▸ **Exercise instructions**
Without including any pictures, write out all the entries exactly.

▸ **Input**
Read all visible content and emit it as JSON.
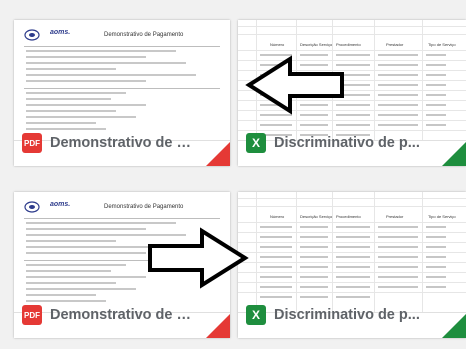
{
  "cards": [
    {
      "id": "demo-top",
      "file_type": "PDF",
      "file_name": "Demonstrativo de p...",
      "preview_title": "Demonstrativo de Pagamento",
      "preview_logo": "aoms.",
      "accent": "#e53935"
    },
    {
      "id": "disc-top",
      "file_type": "X",
      "file_name": "Discriminativo de p...",
      "preview_headers": [
        "Número",
        "Descrição Serviço",
        "Procedimento",
        "Prestador",
        "Tipo de Serviço"
      ],
      "accent": "#1e8e3e"
    },
    {
      "id": "demo-bottom",
      "file_type": "PDF",
      "file_name": "Demonstrativo de p...",
      "preview_title": "Demonstrativo de Pagamento",
      "preview_logo": "aoms.",
      "accent": "#e53935"
    },
    {
      "id": "disc-bottom",
      "file_type": "X",
      "file_name": "Discriminativo de p...",
      "preview_headers": [
        "Número",
        "Descrição Serviço",
        "Procedimento",
        "Prestador",
        "Tipo de Serviço"
      ],
      "accent": "#1e8e3e"
    }
  ],
  "icons": {
    "pdf": "pdf-file-icon",
    "xls": "excel-file-icon",
    "arrow_left": "arrow-left-icon",
    "arrow_right": "arrow-right-icon"
  },
  "colors": {
    "pdf_red": "#e53935",
    "excel_green": "#1e8e3e",
    "background": "#f1f1f1"
  }
}
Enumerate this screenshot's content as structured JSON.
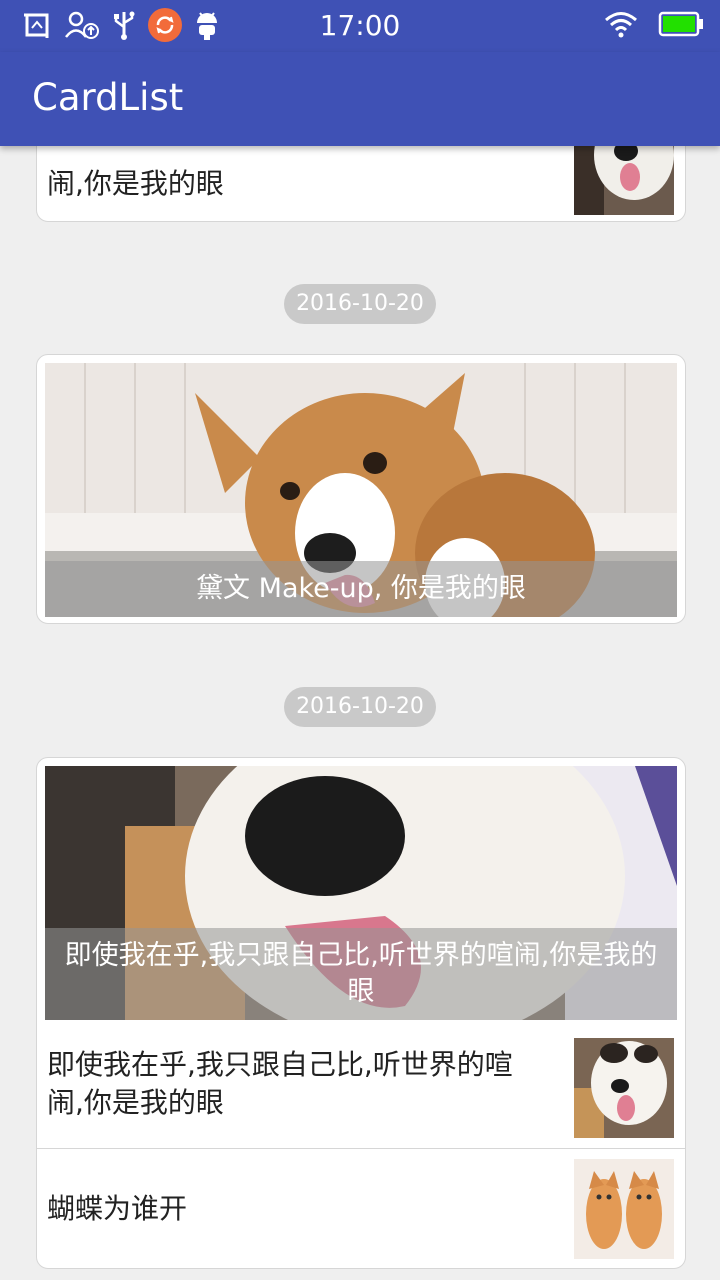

▸ **Solution to this task**
Read all visible content and emit it as JSON.
{
  "cards": [
    {
      "id": "demo-top",
      "file_type": "PDF",
      "file_name": "Demonstrativo de p...",
      "preview_title": "Demonstrativo de Pagamento",
      "preview_logo": "aoms.",
      "accent": "#e53935"
    },
    {
      "id": "disc-top",
      "file_type": "X",
      "file_name": "Discriminativo de p...",
      "preview_headers": [
        "Número",
        "Descrição Serviço",
        "Procedimento",
        "Prestador",
        "Tipo de Serviço"
      ],
      "accent": "#1e8e3e"
    },
    {
      "id": "demo-bottom",
      "file_type": "PDF",
      "file_name": "Demonstrativo de p...",
      "preview_title": "Demonstrativo de Pagamento",
      "preview_logo": "aoms.",
      "accent": "#e53935"
    },
    {
      "id": "disc-bottom",
      "file_type": "X",
      "file_name": "Discriminativo de p...",
      "preview_headers": [
        "Número",
        "Descrição Serviço",
        "Procedimento",
        "Prestador",
        "Tipo de Serviço"
      ],
      "accent": "#1e8e3e"
    }
  ],
  "icons": {
    "pdf": "pdf-file-icon",
    "xls": "excel-file-icon",
    "arrow_left": "arrow-left-icon",
    "arrow_right": "arrow-right-icon"
  },
  "colors": {
    "pdf_red": "#e53935",
    "excel_green": "#1e8e3e",
    "background": "#f1f1f1"
  }
}
Enumerate this screenshot's content as structured JSON.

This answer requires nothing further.